(PASSAGE PROVIDED Opens)

# Motor branch circuit conductor calculations



## Brentwerks (Nov 6, 2020)

Question: _Two 10-horsepower, 440-volt, 3-phase, continuous-duty, induction type Design B motors are supplied by a single motor branch circuit. Calculate the minimum ampacity for the single motor branch-circuit conductors supplying both motors. *I'm confused on what to do with 2 motors of the same size. *_

using *(2020)NEC table 430.250: *10HP 3-ph 440V = 14A
*NEC 430.6(A)* 14A x 125% = 14x1.25 = 17.5A
*NEC 430.24 Several Motors* etc. 
(1) 125% of the FLC of the highest rated motor as determined by 430.6A and 
(2) Sum of all the FLC ratings of all the other motors in the group as determined by 430.6A

so should this be 17.5A + 17.5A = 35A since they are both the highest rated or...
is motor 1 x125% and motor 2 x100% 17.5A + 14A = 31.5A?

I understand that in this particular case both answers would result in most likely being #10AWG according to 
*table 310.16 *but what is correct when they don't fall in the same range of ampacity
thank you for your help


----------



## Viggmundir (Sep 13, 2019)

(14A * 125%) + 14A=31.5A

In this case, because both motors are the same size, it doesn't matter which one you pick to take at 125%, but you still only do one at 125%.
If we added another larger motor (say 16A FLC) then it would be (16A *125%)+14A+14A=48A
If the added a smaller motor instead (say 12A FLC) then it would be (14A *125%)+14A+12A=43.5A


----------



## micromind (Aug 11, 2007)

One of the motors is the largest, the other isn't, even if they're both the same size.


----------



## Brentwerks (Nov 6, 2020)

thank you for the clarification


----------

(PASSAGE PROVIDED Closes)
(DATA EXTRACTS Opens)

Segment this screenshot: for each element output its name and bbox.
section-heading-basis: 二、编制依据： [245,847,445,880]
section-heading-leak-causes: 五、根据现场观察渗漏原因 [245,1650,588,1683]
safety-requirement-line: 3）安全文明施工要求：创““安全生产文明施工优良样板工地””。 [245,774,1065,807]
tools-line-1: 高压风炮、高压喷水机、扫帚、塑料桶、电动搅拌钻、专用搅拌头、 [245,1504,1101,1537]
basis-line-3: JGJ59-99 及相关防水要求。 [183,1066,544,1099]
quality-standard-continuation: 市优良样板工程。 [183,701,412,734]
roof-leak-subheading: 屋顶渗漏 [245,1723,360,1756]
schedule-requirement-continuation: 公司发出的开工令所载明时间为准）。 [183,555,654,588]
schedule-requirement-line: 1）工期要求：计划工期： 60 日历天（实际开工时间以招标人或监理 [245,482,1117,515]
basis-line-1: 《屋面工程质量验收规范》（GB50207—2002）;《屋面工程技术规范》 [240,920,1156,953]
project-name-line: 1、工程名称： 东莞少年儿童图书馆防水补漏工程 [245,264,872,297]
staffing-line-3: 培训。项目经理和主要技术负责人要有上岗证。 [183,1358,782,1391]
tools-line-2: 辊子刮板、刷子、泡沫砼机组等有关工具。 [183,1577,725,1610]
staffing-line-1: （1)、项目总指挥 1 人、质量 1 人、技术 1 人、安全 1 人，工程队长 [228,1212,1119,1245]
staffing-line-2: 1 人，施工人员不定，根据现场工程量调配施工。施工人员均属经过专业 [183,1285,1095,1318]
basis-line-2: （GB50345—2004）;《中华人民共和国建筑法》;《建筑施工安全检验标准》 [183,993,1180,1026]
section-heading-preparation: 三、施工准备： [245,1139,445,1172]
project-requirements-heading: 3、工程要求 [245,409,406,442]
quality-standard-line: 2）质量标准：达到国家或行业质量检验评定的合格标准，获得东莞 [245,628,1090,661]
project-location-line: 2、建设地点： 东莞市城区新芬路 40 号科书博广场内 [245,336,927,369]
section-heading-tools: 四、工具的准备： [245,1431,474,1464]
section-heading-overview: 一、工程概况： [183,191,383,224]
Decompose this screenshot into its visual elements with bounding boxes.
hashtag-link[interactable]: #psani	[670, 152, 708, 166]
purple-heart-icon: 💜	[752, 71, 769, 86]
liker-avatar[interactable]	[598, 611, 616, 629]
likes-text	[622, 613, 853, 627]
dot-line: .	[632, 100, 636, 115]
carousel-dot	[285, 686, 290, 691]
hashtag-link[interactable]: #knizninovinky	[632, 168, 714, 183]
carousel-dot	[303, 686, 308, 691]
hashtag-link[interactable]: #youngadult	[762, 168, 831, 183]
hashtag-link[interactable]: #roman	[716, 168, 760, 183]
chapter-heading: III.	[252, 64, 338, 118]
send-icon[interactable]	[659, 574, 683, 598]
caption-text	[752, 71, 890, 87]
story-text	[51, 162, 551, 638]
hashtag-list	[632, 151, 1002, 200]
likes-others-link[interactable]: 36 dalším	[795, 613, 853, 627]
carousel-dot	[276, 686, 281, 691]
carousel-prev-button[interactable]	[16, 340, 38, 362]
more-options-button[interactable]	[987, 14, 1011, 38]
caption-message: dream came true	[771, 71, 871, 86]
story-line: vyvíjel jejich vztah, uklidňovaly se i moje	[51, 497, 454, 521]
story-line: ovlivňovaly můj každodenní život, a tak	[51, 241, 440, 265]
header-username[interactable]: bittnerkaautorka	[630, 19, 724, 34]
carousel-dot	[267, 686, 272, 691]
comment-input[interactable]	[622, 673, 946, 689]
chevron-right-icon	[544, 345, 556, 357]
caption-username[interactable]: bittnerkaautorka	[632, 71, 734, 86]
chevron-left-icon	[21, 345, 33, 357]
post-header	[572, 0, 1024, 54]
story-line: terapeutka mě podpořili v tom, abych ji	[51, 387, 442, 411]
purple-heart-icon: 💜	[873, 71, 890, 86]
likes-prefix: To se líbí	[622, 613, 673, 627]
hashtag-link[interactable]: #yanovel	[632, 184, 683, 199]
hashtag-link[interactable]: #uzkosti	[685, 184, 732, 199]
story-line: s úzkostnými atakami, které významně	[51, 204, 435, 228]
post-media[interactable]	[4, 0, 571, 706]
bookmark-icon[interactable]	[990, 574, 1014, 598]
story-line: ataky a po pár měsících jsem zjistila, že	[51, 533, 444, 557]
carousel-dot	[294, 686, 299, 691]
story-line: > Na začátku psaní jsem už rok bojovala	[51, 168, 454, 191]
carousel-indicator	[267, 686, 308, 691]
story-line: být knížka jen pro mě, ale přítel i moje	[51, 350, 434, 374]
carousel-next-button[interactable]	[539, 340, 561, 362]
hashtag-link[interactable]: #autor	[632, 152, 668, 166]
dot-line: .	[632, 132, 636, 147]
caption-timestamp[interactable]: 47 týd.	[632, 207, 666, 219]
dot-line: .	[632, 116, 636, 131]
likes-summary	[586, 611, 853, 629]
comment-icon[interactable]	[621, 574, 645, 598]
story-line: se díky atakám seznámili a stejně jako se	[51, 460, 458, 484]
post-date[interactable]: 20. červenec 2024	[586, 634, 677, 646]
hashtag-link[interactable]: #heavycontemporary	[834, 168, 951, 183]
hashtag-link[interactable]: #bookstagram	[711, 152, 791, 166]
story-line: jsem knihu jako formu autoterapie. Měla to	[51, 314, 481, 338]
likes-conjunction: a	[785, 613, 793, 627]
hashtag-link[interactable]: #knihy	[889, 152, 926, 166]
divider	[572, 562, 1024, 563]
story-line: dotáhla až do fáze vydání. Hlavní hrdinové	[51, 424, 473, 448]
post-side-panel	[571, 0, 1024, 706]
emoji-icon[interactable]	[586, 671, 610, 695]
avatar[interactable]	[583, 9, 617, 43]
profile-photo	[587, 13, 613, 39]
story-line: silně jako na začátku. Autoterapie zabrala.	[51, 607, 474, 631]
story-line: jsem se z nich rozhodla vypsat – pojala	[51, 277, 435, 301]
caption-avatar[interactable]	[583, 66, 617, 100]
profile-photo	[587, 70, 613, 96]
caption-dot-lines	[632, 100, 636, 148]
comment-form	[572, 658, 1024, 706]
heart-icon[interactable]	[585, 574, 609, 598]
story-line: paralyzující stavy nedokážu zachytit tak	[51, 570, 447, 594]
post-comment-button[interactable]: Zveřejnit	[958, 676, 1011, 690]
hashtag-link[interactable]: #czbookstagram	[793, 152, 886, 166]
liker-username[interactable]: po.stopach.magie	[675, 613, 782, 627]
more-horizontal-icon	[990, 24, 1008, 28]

(DATA EXTRACTS Closes)

ASSIGNMENT 1
According to the motor branch circuit thread, what full-load current does NEC Table 430.250 give for a 10-horsepower, 3-phase, 440-volt motor?
ASSIGNMENT 2
From the motor branch circuit thread, return the text between "is motor 1 x125%" and "(Sep 13, 2019)", inclusive.

RESPONSE AREA 1
14 A

RESPONSE AREA 2
is motor 1 x125% and motor 2 x100% 17.5A + 14A = 31.5A?

I understand that in this particular case both answers would result in most likely being #10AWG according to 
*table 310.16 *but what is correct when they don't fall in the same range of ampacity
thank you for your help


----------



## Viggmundir (Sep 13, 2019)